━━ RECORDS FOR PROCESSING

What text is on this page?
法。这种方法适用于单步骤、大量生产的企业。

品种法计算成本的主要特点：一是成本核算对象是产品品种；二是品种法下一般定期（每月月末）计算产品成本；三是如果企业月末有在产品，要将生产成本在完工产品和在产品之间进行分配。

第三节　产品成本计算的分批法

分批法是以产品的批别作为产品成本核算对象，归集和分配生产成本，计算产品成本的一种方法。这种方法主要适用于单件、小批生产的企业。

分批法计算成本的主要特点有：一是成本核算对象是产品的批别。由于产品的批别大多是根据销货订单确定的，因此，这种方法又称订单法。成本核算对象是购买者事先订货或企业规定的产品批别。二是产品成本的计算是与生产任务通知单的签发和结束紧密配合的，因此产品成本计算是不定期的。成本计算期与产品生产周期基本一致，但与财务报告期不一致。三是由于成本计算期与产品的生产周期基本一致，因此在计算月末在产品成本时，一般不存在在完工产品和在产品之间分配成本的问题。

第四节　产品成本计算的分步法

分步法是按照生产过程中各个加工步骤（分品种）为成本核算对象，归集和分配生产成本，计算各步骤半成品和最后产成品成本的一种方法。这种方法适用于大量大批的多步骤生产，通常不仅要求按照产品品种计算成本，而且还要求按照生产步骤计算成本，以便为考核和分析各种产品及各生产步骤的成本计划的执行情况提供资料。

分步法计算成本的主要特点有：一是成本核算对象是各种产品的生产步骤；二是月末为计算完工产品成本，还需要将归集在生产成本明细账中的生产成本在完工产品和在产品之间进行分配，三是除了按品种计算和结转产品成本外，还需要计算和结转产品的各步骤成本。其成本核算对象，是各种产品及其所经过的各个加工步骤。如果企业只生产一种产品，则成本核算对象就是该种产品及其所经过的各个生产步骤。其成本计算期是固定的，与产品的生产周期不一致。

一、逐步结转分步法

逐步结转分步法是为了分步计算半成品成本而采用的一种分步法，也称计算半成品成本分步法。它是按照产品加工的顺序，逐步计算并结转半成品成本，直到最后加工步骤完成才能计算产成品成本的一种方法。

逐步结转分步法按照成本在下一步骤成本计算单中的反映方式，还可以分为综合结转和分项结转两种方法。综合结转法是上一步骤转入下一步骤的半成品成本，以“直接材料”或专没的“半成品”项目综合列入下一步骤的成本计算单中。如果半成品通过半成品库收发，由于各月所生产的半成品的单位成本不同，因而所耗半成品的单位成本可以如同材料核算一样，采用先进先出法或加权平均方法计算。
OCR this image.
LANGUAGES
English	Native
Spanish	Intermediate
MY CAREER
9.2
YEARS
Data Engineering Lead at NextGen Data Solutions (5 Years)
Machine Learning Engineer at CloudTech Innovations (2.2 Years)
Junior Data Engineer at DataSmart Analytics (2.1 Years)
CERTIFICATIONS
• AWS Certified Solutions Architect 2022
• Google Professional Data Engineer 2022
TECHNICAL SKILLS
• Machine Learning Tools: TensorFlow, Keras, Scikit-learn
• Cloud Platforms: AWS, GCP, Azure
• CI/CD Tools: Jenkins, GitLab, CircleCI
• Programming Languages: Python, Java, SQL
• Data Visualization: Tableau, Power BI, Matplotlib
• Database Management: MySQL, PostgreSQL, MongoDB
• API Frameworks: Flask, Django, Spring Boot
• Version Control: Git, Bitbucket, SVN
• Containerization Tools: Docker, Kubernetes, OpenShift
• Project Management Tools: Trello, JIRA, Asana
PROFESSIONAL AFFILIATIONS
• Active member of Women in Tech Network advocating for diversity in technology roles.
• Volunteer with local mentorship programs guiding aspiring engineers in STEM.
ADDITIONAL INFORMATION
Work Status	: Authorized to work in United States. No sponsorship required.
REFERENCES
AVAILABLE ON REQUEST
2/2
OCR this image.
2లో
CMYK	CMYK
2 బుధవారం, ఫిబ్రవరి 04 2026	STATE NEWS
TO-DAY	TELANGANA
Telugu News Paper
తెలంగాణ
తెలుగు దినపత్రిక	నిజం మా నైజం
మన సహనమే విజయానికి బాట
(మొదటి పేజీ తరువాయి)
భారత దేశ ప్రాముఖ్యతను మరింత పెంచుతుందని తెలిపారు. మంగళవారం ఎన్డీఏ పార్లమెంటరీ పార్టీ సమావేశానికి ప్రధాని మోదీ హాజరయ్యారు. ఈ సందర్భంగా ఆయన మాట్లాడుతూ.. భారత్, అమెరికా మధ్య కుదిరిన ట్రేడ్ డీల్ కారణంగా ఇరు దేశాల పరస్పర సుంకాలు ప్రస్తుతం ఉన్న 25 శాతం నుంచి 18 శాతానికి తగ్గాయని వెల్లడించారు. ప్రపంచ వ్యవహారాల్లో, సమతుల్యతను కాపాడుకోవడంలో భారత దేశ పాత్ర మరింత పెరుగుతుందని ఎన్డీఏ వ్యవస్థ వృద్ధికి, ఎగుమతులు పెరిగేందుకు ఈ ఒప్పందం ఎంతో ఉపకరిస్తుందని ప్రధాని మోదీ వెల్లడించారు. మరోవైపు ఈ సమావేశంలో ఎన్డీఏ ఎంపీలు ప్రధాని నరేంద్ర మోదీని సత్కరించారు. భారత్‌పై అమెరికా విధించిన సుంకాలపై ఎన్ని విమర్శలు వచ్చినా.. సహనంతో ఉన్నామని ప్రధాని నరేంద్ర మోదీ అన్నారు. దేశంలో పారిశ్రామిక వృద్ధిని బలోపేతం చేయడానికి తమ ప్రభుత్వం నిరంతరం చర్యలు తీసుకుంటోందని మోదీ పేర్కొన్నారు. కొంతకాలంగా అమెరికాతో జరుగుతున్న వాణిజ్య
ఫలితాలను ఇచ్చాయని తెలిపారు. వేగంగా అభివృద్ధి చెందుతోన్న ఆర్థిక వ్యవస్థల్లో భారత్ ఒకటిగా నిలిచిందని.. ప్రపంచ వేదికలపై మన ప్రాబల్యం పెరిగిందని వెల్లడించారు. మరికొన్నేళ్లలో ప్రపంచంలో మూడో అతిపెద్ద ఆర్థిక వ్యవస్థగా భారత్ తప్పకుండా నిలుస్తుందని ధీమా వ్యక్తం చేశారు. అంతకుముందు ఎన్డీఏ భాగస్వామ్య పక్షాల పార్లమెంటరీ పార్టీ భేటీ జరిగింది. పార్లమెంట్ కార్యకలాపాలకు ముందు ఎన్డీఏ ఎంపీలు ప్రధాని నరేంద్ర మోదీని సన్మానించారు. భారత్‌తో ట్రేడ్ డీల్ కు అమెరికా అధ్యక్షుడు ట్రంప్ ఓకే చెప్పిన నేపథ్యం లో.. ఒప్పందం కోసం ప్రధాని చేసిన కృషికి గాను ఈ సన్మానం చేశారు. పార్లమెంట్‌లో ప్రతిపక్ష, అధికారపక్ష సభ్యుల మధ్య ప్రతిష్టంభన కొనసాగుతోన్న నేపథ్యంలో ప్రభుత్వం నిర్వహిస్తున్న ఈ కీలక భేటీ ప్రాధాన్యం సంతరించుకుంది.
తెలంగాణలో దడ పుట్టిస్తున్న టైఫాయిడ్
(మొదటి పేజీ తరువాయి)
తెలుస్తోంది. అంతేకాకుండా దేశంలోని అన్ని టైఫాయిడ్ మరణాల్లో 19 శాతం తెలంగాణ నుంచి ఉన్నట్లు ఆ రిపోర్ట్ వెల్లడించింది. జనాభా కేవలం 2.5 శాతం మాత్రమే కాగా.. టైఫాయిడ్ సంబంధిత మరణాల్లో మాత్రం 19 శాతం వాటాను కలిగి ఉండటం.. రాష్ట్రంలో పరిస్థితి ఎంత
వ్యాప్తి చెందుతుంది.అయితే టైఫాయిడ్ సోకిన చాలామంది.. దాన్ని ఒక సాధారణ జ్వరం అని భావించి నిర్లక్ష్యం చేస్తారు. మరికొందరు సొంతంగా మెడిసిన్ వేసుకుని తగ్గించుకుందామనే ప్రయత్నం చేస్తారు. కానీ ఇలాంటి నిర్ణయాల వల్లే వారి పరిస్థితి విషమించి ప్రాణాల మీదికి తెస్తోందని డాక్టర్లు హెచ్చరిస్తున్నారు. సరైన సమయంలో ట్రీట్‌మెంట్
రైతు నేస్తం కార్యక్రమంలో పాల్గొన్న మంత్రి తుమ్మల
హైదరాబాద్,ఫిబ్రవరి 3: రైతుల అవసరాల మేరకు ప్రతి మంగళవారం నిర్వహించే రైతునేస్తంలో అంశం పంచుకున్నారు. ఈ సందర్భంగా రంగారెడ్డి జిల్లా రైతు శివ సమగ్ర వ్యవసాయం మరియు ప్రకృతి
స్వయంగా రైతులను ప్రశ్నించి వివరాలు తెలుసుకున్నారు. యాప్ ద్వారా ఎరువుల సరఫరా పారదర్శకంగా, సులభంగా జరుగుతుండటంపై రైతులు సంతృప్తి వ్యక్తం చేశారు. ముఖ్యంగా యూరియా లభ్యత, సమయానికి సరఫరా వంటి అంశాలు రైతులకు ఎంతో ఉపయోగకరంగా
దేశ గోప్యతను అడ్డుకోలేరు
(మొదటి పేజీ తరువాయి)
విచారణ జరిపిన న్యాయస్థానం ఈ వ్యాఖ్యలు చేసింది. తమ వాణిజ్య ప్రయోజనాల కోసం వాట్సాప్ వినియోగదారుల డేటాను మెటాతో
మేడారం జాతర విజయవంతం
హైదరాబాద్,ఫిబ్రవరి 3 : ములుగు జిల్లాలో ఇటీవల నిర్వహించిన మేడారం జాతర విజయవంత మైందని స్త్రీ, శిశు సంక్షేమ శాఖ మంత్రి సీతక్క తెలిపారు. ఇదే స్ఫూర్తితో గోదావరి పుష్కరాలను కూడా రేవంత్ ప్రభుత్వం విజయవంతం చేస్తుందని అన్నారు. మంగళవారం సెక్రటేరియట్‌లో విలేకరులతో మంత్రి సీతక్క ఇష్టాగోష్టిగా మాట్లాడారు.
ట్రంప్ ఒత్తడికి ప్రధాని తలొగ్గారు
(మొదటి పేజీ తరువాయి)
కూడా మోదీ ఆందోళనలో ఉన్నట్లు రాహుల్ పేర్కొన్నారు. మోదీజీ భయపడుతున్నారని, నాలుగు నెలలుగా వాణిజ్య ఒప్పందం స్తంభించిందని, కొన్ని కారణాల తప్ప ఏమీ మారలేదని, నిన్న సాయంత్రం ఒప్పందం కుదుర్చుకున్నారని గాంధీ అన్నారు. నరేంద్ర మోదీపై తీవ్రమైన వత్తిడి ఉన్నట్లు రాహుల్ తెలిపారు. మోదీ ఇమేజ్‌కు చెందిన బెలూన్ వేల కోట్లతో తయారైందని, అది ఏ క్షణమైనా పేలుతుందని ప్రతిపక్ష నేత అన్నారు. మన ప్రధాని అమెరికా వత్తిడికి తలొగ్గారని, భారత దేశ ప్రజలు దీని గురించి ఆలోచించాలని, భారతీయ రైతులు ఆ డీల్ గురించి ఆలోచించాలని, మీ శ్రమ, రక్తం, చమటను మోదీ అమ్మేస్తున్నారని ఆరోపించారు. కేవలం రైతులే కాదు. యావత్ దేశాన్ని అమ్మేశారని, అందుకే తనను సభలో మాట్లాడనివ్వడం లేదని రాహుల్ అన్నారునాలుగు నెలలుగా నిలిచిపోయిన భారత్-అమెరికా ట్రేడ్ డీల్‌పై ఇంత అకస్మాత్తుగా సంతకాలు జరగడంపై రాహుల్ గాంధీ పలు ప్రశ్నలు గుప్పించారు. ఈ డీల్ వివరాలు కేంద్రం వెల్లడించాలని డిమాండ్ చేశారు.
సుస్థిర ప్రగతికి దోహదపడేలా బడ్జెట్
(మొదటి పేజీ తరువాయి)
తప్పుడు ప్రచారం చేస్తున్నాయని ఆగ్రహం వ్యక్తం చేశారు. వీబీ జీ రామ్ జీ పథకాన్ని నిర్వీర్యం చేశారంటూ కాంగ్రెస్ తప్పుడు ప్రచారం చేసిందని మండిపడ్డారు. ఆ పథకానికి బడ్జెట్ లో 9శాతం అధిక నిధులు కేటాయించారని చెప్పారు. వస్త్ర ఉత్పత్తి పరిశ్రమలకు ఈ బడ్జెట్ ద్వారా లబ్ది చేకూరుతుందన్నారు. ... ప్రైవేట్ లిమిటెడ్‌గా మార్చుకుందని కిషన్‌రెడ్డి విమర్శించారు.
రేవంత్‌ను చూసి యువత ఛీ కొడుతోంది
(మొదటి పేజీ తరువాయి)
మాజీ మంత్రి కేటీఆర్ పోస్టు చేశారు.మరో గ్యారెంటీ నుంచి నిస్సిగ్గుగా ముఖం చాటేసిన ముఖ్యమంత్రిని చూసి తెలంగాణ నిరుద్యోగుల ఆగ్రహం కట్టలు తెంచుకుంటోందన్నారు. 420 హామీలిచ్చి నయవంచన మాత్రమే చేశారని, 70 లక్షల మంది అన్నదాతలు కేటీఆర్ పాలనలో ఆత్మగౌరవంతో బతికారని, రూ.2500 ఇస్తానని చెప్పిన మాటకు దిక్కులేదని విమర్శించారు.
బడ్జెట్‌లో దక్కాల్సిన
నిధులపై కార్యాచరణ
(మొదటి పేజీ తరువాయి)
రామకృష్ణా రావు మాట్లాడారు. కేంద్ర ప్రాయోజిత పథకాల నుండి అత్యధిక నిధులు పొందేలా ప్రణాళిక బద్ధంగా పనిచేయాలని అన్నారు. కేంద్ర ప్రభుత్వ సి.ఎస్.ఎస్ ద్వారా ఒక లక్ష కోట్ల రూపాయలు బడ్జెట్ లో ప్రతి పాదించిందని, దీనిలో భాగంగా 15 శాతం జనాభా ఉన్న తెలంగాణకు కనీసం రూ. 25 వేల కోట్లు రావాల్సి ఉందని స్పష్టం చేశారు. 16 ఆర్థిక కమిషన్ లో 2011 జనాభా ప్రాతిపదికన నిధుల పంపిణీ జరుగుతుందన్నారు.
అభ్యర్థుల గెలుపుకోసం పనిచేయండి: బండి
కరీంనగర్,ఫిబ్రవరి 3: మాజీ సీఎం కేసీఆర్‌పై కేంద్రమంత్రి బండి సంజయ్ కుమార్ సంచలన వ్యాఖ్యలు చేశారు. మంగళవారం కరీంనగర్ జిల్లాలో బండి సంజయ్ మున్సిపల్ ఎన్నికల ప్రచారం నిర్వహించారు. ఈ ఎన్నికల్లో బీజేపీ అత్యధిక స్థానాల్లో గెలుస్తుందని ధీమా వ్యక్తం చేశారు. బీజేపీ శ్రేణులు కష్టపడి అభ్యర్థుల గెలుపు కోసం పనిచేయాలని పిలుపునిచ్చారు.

━━━━

EXERCISE PROMPT
Identify and list each line with the word "Tools".

SOLUTION FOR THIS EXERCISE
• Machine Learning Tools: TensorFlow, Keras, Scikit-learn
• CI/CD Tools: Jenkins, GitLab, CircleCI
• Containerization Tools: Docker, Kubernetes, OpenShift
• Project Management Tools: Trello, JIRA, Asana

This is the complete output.